WRITTEN INSTRUCTION =>
Omit all pictures, then retype the data exactly as given.

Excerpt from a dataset
_ _ _

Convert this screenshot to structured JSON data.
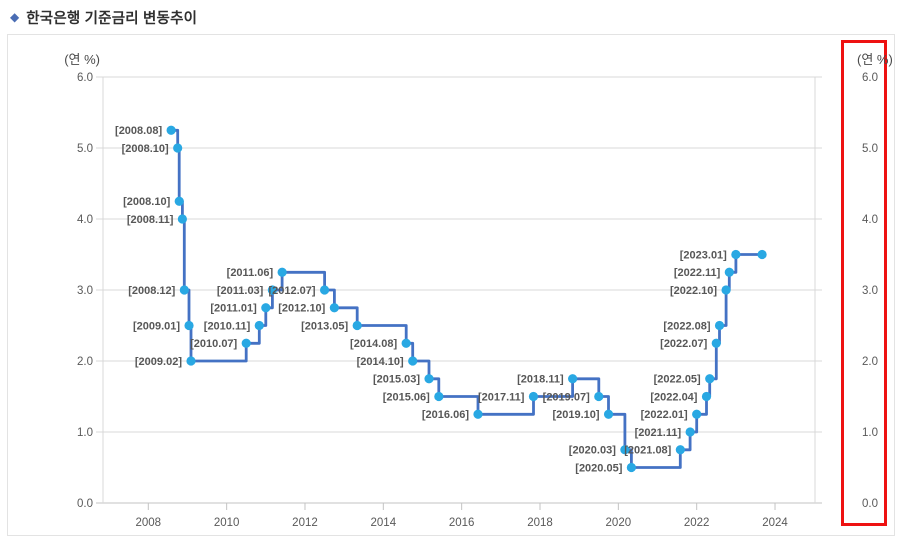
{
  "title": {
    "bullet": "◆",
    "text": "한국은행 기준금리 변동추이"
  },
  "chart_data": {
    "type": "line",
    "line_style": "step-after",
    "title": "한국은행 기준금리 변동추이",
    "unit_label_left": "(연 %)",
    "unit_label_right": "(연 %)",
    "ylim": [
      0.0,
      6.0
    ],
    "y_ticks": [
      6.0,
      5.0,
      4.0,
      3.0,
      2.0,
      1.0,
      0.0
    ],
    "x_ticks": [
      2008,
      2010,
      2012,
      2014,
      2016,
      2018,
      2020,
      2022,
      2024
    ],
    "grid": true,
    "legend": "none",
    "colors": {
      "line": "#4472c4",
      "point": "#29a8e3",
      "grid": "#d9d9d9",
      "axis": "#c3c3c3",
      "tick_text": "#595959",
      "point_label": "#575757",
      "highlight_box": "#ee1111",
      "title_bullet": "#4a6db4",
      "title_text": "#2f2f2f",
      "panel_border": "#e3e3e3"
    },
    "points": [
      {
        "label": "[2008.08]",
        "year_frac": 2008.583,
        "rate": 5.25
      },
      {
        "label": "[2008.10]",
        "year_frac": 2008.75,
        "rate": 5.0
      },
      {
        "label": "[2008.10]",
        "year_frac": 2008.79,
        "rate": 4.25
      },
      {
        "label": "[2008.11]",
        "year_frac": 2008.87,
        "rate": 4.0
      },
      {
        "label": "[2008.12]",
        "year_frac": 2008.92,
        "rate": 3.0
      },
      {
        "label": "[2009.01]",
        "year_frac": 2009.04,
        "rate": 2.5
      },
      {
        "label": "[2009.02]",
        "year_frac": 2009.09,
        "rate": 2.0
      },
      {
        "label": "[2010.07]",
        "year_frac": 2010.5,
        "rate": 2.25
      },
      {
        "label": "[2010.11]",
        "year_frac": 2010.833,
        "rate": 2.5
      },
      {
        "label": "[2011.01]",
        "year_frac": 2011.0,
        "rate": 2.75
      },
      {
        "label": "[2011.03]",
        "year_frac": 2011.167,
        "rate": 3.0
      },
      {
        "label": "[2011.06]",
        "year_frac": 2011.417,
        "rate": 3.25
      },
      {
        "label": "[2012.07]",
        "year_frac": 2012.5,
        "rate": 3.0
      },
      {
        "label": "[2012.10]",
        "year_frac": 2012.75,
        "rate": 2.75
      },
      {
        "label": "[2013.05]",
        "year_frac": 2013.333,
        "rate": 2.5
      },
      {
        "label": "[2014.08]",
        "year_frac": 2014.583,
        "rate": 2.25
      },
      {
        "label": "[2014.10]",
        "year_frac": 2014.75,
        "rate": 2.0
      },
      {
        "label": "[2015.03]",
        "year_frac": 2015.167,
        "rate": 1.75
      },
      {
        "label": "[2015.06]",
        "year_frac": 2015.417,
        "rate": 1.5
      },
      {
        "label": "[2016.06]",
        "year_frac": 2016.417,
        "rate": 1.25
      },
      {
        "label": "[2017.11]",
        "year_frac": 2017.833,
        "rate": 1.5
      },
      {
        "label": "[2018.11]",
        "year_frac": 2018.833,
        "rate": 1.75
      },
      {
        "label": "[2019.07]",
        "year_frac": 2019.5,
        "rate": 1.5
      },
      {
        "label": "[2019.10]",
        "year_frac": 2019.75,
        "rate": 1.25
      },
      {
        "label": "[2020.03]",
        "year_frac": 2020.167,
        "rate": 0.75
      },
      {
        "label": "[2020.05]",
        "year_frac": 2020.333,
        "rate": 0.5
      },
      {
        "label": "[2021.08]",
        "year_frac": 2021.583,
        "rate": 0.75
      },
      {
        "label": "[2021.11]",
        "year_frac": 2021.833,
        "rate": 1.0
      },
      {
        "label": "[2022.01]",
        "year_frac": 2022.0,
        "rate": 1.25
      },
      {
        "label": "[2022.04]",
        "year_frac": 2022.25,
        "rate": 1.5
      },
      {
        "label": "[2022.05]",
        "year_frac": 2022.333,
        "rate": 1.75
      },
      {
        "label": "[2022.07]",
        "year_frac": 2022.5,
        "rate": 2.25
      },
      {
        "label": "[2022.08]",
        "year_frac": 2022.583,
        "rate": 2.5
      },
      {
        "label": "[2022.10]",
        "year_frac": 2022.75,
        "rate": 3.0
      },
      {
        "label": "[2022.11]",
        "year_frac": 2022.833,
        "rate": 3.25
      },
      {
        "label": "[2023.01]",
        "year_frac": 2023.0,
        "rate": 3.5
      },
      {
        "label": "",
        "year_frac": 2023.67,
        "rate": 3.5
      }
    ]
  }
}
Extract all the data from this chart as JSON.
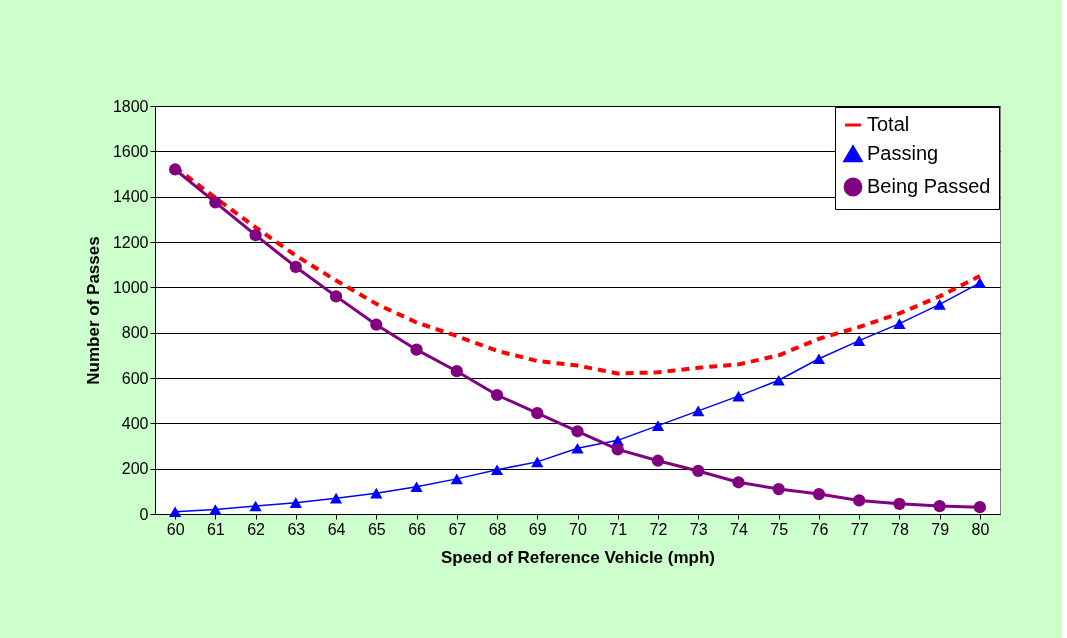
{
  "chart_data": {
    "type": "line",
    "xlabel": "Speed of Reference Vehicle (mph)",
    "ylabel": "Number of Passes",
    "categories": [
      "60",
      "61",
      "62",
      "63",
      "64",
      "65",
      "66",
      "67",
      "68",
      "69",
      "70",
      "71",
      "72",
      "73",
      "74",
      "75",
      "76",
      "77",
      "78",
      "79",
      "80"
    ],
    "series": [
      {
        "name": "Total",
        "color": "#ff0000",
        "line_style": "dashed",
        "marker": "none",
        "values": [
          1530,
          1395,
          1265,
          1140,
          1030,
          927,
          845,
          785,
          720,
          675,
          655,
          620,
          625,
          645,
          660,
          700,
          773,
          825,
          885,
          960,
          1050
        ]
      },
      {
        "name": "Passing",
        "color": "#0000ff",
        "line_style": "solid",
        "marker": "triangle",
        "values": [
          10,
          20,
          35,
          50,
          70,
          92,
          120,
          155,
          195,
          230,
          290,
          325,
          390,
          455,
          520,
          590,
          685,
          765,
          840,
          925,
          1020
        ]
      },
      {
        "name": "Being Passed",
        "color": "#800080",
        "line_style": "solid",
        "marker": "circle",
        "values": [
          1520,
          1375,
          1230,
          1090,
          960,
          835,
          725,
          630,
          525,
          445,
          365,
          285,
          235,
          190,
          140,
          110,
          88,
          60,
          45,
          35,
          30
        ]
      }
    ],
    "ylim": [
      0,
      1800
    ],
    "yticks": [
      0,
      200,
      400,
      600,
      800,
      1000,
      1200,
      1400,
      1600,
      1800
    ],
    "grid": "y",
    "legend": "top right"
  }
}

_ _ _

COMPLETE OUTPUT =>
Convert this screenshot to structured JSON data.
{
  "title": {
    "bullet": "◆",
    "text": "한국은행 기준금리 변동추이"
  },
  "chart_data": {
    "type": "line",
    "line_style": "step-after",
    "title": "한국은행 기준금리 변동추이",
    "unit_label_left": "(연 %)",
    "unit_label_right": "(연 %)",
    "ylim": [
      0.0,
      6.0
    ],
    "y_ticks": [
      6.0,
      5.0,
      4.0,
      3.0,
      2.0,
      1.0,
      0.0
    ],
    "x_ticks": [
      2008,
      2010,
      2012,
      2014,
      2016,
      2018,
      2020,
      2022,
      2024
    ],
    "grid": true,
    "legend": "none",
    "colors": {
      "line": "#4472c4",
      "point": "#29a8e3",
      "grid": "#d9d9d9",
      "axis": "#c3c3c3",
      "tick_text": "#595959",
      "point_label": "#575757",
      "highlight_box": "#ee1111",
      "title_bullet": "#4a6db4",
      "title_text": "#2f2f2f",
      "panel_border": "#e3e3e3"
    },
    "points": [
      {
        "label": "[2008.08]",
        "year_frac": 2008.583,
        "rate": 5.25
      },
      {
        "label": "[2008.10]",
        "year_frac": 2008.75,
        "rate": 5.0
      },
      {
        "label": "[2008.10]",
        "year_frac": 2008.79,
        "rate": 4.25
      },
      {
        "label": "[2008.11]",
        "year_frac": 2008.87,
        "rate": 4.0
      },
      {
        "label": "[2008.12]",
        "year_frac": 2008.92,
        "rate": 3.0
      },
      {
        "label": "[2009.01]",
        "year_frac": 2009.04,
        "rate": 2.5
      },
      {
        "label": "[2009.02]",
        "year_frac": 2009.09,
        "rate": 2.0
      },
      {
        "label": "[2010.07]",
        "year_frac": 2010.5,
        "rate": 2.25
      },
      {
        "label": "[2010.11]",
        "year_frac": 2010.833,
        "rate": 2.5
      },
      {
        "label": "[2011.01]",
        "year_frac": 2011.0,
        "rate": 2.75
      },
      {
        "label": "[2011.03]",
        "year_frac": 2011.167,
        "rate": 3.0
      },
      {
        "label": "[2011.06]",
        "year_frac": 2011.417,
        "rate": 3.25
      },
      {
        "label": "[2012.07]",
        "year_frac": 2012.5,
        "rate": 3.0
      },
      {
        "label": "[2012.10]",
        "year_frac": 2012.75,
        "rate": 2.75
      },
      {
        "label": "[2013.05]",
        "year_frac": 2013.333,
        "rate": 2.5
      },
      {
        "label": "[2014.08]",
        "year_frac": 2014.583,
        "rate": 2.25
      },
      {
        "label": "[2014.10]",
        "year_frac": 2014.75,
        "rate": 2.0
      },
      {
        "label": "[2015.03]",
        "year_frac": 2015.167,
        "rate": 1.75
      },
      {
        "label": "[2015.06]",
        "year_frac": 2015.417,
        "rate": 1.5
      },
      {
        "label": "[2016.06]",
        "year_frac": 2016.417,
        "rate": 1.25
      },
      {
        "label": "[2017.11]",
        "year_frac": 2017.833,
        "rate": 1.5
      },
      {
        "label": "[2018.11]",
        "year_frac": 2018.833,
        "rate": 1.75
      },
      {
        "label": "[2019.07]",
        "year_frac": 2019.5,
        "rate": 1.5
      },
      {
        "label": "[2019.10]",
        "year_frac": 2019.75,
        "rate": 1.25
      },
      {
        "label": "[2020.03]",
        "year_frac": 2020.167,
        "rate": 0.75
      },
      {
        "label": "[2020.05]",
        "year_frac": 2020.333,
        "rate": 0.5
      },
      {
        "label": "[2021.08]",
        "year_frac": 2021.583,
        "rate": 0.75
      },
      {
        "label": "[2021.11]",
        "year_frac": 2021.833,
        "rate": 1.0
      },
      {
        "label": "[2022.01]",
        "year_frac": 2022.0,
        "rate": 1.25
      },
      {
        "label": "[2022.04]",
        "year_frac": 2022.25,
        "rate": 1.5
      },
      {
        "label": "[2022.05]",
        "year_frac": 2022.333,
        "rate": 1.75
      },
      {
        "label": "[2022.07]",
        "year_frac": 2022.5,
        "rate": 2.25
      },
      {
        "label": "[2022.08]",
        "year_frac": 2022.583,
        "rate": 2.5
      },
      {
        "label": "[2022.10]",
        "year_frac": 2022.75,
        "rate": 3.0
      },
      {
        "label": "[2022.11]",
        "year_frac": 2022.833,
        "rate": 3.25
      },
      {
        "label": "[2023.01]",
        "year_frac": 2023.0,
        "rate": 3.5
      },
      {
        "label": "",
        "year_frac": 2023.67,
        "rate": 3.5
      }
    ]
  }
}
Extract all the data from this chart as JSON.
{
  "chart_data": {
    "type": "line",
    "xlabel": "Speed of Reference Vehicle (mph)",
    "ylabel": "Number of Passes",
    "categories": [
      "60",
      "61",
      "62",
      "63",
      "64",
      "65",
      "66",
      "67",
      "68",
      "69",
      "70",
      "71",
      "72",
      "73",
      "74",
      "75",
      "76",
      "77",
      "78",
      "79",
      "80"
    ],
    "series": [
      {
        "name": "Total",
        "color": "#ff0000",
        "line_style": "dashed",
        "marker": "none",
        "values": [
          1530,
          1395,
          1265,
          1140,
          1030,
          927,
          845,
          785,
          720,
          675,
          655,
          620,
          625,
          645,
          660,
          700,
          773,
          825,
          885,
          960,
          1050
        ]
      },
      {
        "name": "Passing",
        "color": "#0000ff",
        "line_style": "solid",
        "marker": "triangle",
        "values": [
          10,
          20,
          35,
          50,
          70,
          92,
          120,
          155,
          195,
          230,
          290,
          325,
          390,
          455,
          520,
          590,
          685,
          765,
          840,
          925,
          1020
        ]
      },
      {
        "name": "Being Passed",
        "color": "#800080",
        "line_style": "solid",
        "marker": "circle",
        "values": [
          1520,
          1375,
          1230,
          1090,
          960,
          835,
          725,
          630,
          525,
          445,
          365,
          285,
          235,
          190,
          140,
          110,
          88,
          60,
          45,
          35,
          30
        ]
      }
    ],
    "ylim": [
      0,
      1800
    ],
    "yticks": [
      0,
      200,
      400,
      600,
      800,
      1000,
      1200,
      1400,
      1600,
      1800
    ],
    "grid": "y",
    "legend": "top right"
  }
}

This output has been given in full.